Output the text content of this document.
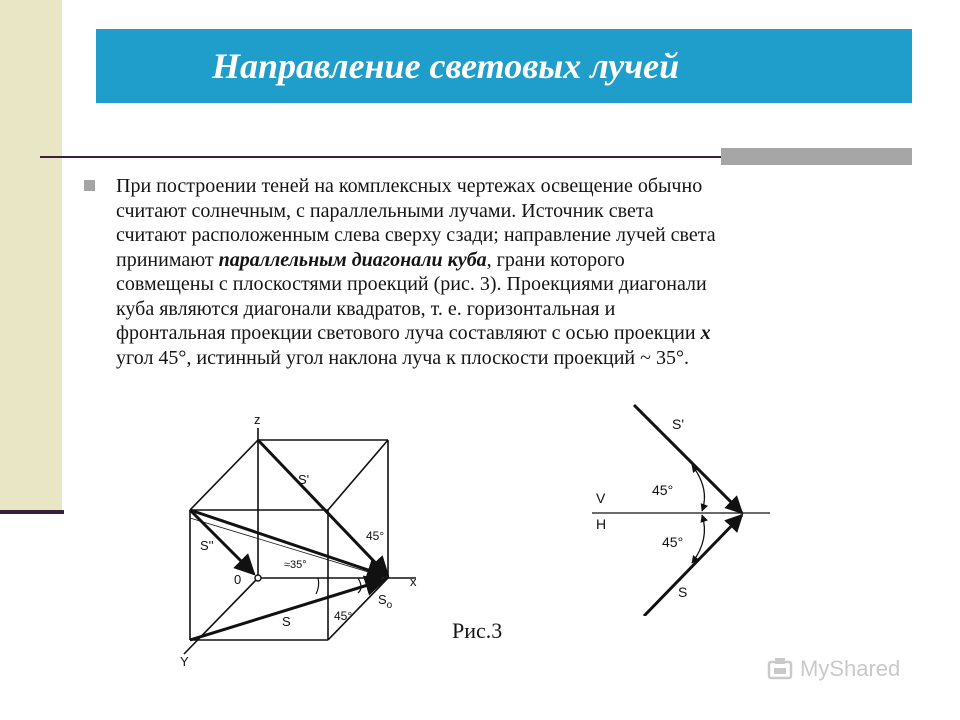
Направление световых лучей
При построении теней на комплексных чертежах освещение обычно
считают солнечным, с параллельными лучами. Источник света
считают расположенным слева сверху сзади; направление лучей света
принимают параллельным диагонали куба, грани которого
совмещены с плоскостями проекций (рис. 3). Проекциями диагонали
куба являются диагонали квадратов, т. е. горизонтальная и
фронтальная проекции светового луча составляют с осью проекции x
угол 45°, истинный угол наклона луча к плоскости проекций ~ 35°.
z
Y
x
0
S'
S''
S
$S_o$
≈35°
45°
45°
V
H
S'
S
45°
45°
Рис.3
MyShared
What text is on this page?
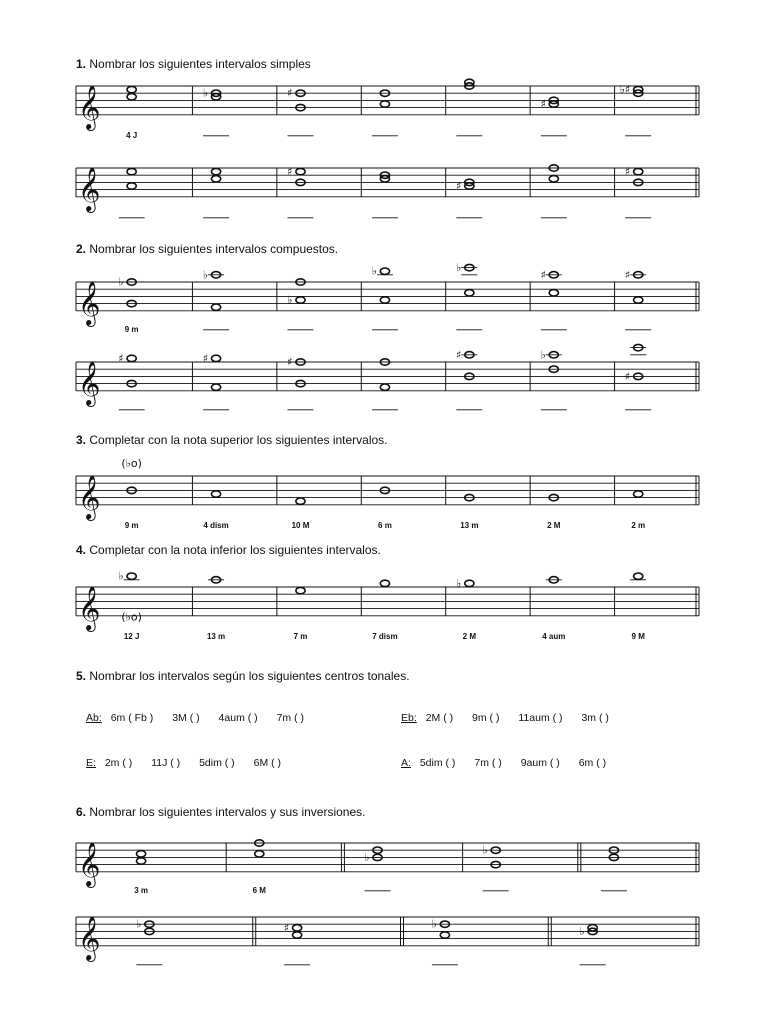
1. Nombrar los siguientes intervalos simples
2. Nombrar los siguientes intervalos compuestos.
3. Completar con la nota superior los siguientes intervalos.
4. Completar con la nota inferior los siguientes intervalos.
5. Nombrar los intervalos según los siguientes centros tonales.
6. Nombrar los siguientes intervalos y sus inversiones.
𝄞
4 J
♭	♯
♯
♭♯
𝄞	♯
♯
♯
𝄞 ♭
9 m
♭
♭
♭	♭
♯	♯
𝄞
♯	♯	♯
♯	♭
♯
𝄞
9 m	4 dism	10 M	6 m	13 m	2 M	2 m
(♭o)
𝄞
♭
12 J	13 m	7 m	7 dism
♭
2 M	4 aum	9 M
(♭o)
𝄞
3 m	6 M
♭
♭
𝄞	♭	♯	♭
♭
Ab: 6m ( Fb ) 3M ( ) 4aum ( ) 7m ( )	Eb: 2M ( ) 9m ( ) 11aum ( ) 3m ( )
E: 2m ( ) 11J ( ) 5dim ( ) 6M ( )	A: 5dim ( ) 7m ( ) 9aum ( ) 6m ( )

==============================

* [Task prompt]:
Could you repeat all of the material exactly? Pictures should not be copied.

* [The reply]:
Output the text content of this document.
Направление световых лучей
При построении теней на комплексных чертежах освещение обычно
считают солнечным, с параллельными лучами. Источник света
считают расположенным слева сверху сзади; направление лучей света
принимают параллельным диагонали куба, грани которого
совмещены с плоскостями проекций (рис. 3). Проекциями диагонали
куба являются диагонали квадратов, т. е. горизонтальная и
фронтальная проекции светового луча составляют с осью проекции x
угол 45°, истинный угол наклона луча к плоскости проекций ~ 35°.
z
Y
x
0
S'
S''
S
$S_o$
≈35°
45°
45°
V
H
S'
S
45°
45°
Рис.3
MyShared
What text is on this page?
1. Nombrar los siguientes intervalos simples
2. Nombrar los siguientes intervalos compuestos.
3. Completar con la nota superior los siguientes intervalos.
4. Completar con la nota inferior los siguientes intervalos.
5. Nombrar los intervalos según los siguientes centros tonales.
6. Nombrar los siguientes intervalos y sus inversiones.
𝄞
4 J
♭	♯
♯
♭♯
𝄞	♯
♯
♯
𝄞 ♭
9 m
♭
♭
♭	♭
♯	♯
𝄞
♯	♯	♯
♯	♭
♯
𝄞
9 m	4 dism	10 M	6 m	13 m	2 M	2 m
(♭o)
𝄞
♭
12 J	13 m	7 m	7 dism
♭
2 M	4 aum	9 M
(♭o)
𝄞
3 m	6 M
♭
♭
𝄞	♭	♯	♭
♭
Ab: 6m ( Fb ) 3M ( ) 4aum ( ) 7m ( )	Eb: 2M ( ) 9m ( ) 11aum ( ) 3m ( )
E: 2m ( ) 11J ( ) 5dim ( ) 6M ( )	A: 5dim ( ) 7m ( ) 9aum ( ) 6m ( )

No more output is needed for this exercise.